**Your instructions**
Only a number is wanted: how many lines in the records below contain "целая"?

[Some records]
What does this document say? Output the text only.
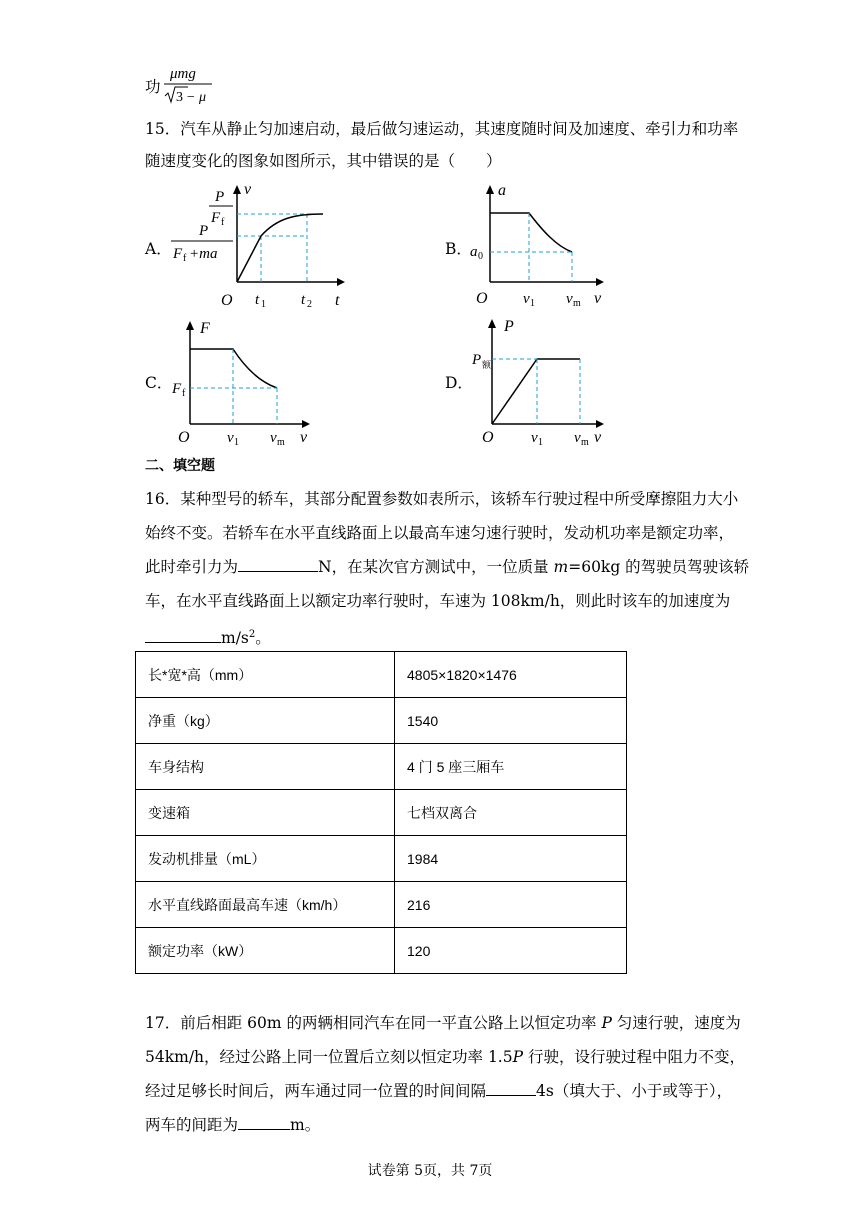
功
μmg
3 − μ
15．汽车从静止匀加速启动，最后做匀速运动，其速度随时间及加速度、牵引力和功率
随速度变化的图象如图所示，其中错误的是（　　）
A．
v
t
O
P
F f
P
F f +ma
t 1 t 2
B．
a
v
O
a 0
v 1 v m
C．
F
v
O
F f
v 1 v m
D．
P
v
O
P 额
v 1 v m
二、填空题
16．某种型号的轿车，其部分配置参数如表所示，该轿车行驶过程中所受摩擦阻力大小
始终不变。若轿车在水平直线路面上以最高车速匀速行驶时，发动机功率是额定功率，
此时牵引力为	N，在某次官方测试中，一位质量 m=60kg 的驾驶员驾驶该轿
车，在水平直线路面上以额定功率行驶时，车速为 108km/h，则此时该车的加速度为
$m/s^2$。
长*宽*高（mm）	4805×1820×1476
净重（kg）	1540
车身结构	4 门 5 座三厢车
变速箱	七档双离合
发动机排量（mL）	1984
水平直线路面最高车速（km/h）	216
额定功率（kW）	120
17．前后相距 60m 的两辆相同汽车在同一平直公路上以恒定功率 P 匀速行驶，速度为
54km/h，经过公路上同一位置后立刻以恒定功率 1.5P 行驶，设行驶过程中阻力不变，
经过足够长时间后，两车通过同一位置的时间间隔	4s（填大于、小于或等于），
两车的间距为	m。
试卷第 5页，共 7页
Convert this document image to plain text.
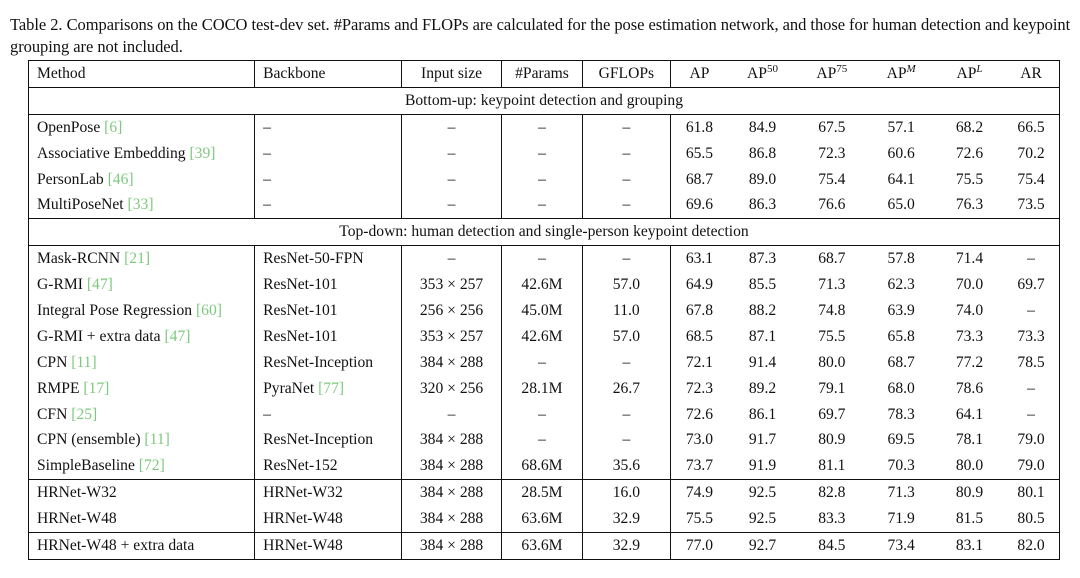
Table 2. Comparisons on the COCO test-dev set. #Params and FLOPs are calculated for the pose estimation network, and those for human detection and keypoint grouping are not included.
Method	Backbone	Input size	#Params	GFLOPs	AP	AP$^{50}$	AP$^{75}$	$AP^M$	$AP^L$	AR
Bottom-up: keypoint detection and grouping										
OpenPose [6]	–	–	–	–	61.8	84.9	67.5	57.1	68.2	66.5
Associative Embedding [39]	–	–	–	–	65.5	86.8	72.3	60.6	72.6	70.2
PersonLab [46]	–	–	–	–	68.7	89.0	75.4	64.1	75.5	75.4
MultiPoseNet [33]	–	–	–	–	69.6	86.3	76.6	65.0	76.3	73.5
Top-down: human detection and single-person keypoint detection										
Mask-RCNN [21]	ResNet-50-FPN	–	–	–	63.1	87.3	68.7	57.8	71.4	–
G-RMI [47]	ResNet-101	353 × 257	42.6M	57.0	64.9	85.5	71.3	62.3	70.0	69.7
Integral Pose Regression [60]	ResNet-101	256 × 256	45.0M	11.0	67.8	88.2	74.8	63.9	74.0	–
G-RMI + extra data [47]	ResNet-101	353 × 257	42.6M	57.0	68.5	87.1	75.5	65.8	73.3	73.3
CPN [11]	ResNet-Inception	384 × 288	–	–	72.1	91.4	80.0	68.7	77.2	78.5
RMPE [17]	PyraNet [77]	320 × 256	28.1M	26.7	72.3	89.2	79.1	68.0	78.6	–
CFN [25]	–	–	–	–	72.6	86.1	69.7	78.3	64.1	–
CPN (ensemble) [11]	ResNet-Inception	384 × 288	–	–	73.0	91.7	80.9	69.5	78.1	79.0
SimpleBaseline [72]	ResNet-152	384 × 288	68.6M	35.6	73.7	91.9	81.1	70.3	80.0	79.0
HRNet-W32	HRNet-W32	384 × 288	28.5M	16.0	74.9	92.5	82.8	71.3	80.9	80.1
HRNet-W48	HRNet-W48	384 × 288	63.6M	32.9	75.5	92.5	83.3	71.9	81.5	80.5
HRNet-W48 + extra data	HRNet-W48	384 × 288	63.6M	32.9	77.0	92.7	84.5	73.4	83.1	82.0
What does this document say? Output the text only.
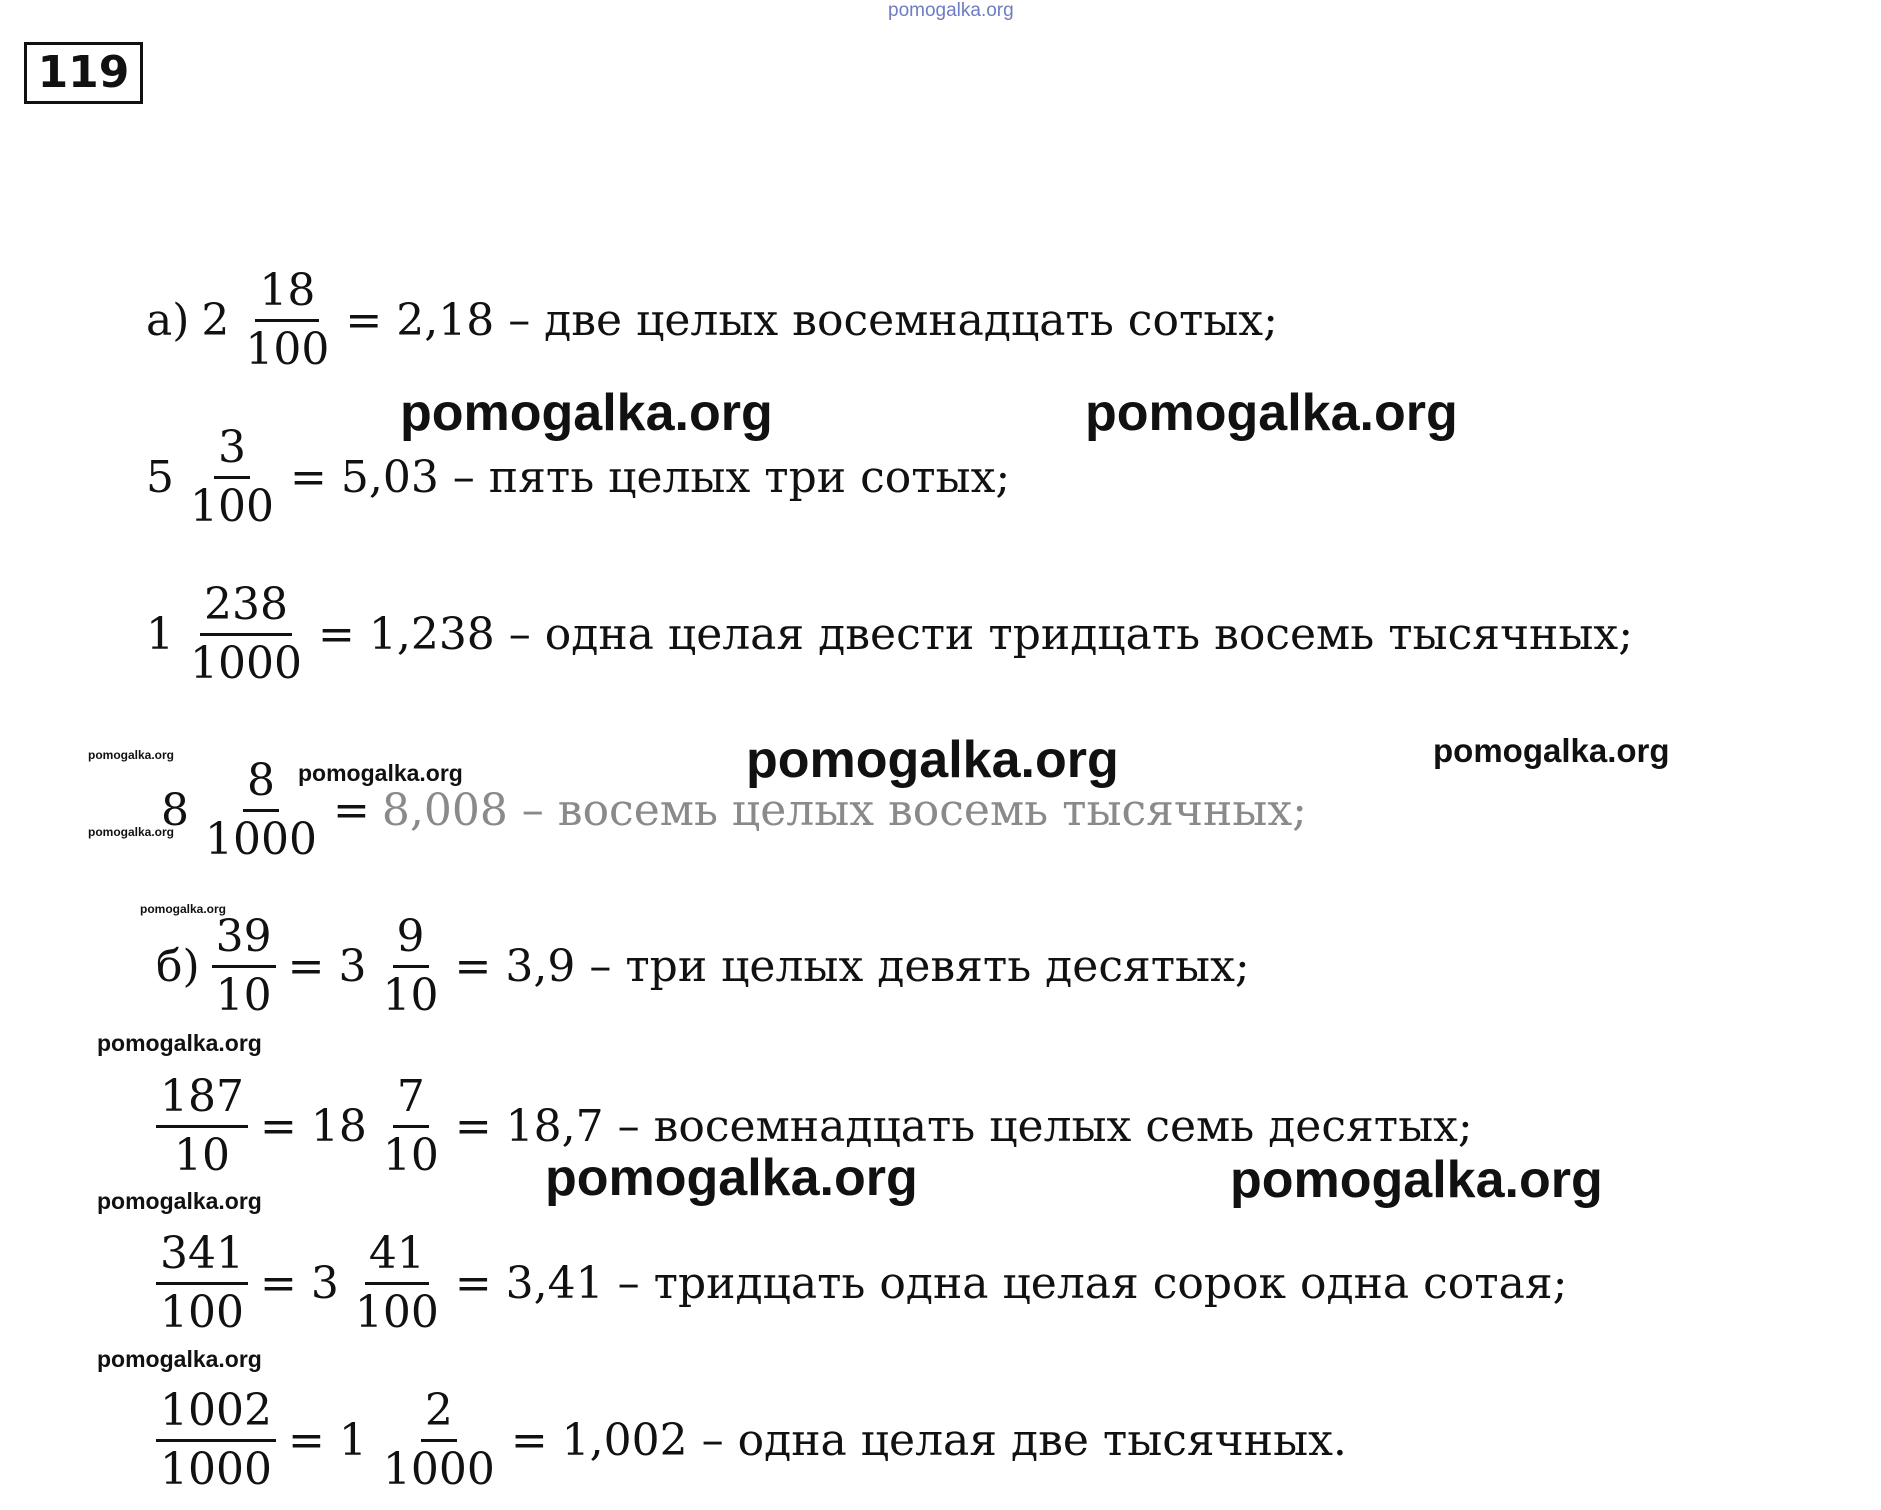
pomogalka.org
119
а) $2 \frac{18}{100} = 2,18$ – две целых восемнадцать сотых;
$5 \frac{3}{100} = 5,03$ – пять целых три сотых;
$1 \frac{238}{1000} = 1,238$ – одна целая двести тридцать восемь тысячных;
$8 \frac{8}{1000} = 8,008$ – восемь целых восемь тысячных;
$б) \frac{39}{10} = 3 \frac{9}{10} = 3,9$ – три целых девять десятых;
$\frac{187}{10} = 18 \frac{7}{10} = 18,7$ – восемнадцать целых семь десятых;
$\frac{341}{100} = 3 \frac{41}{100} = 3,41$ – тридцать одна целая сорок одна сотая;
$\frac{1002}{1000} = 1 \frac{2}{1000} = 1,002$ – одна целая две тысячных.
pomogalka.org	pomogalka.org
pomogalka.org	pomogalka.org
pomogalka.org
pomogalka.org
pomogalka.org
pomogalka.org
pomogalka.org
pomogalka.org	pomogalka.org
pomogalka.org
pomogalka.org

**Problem solution**
3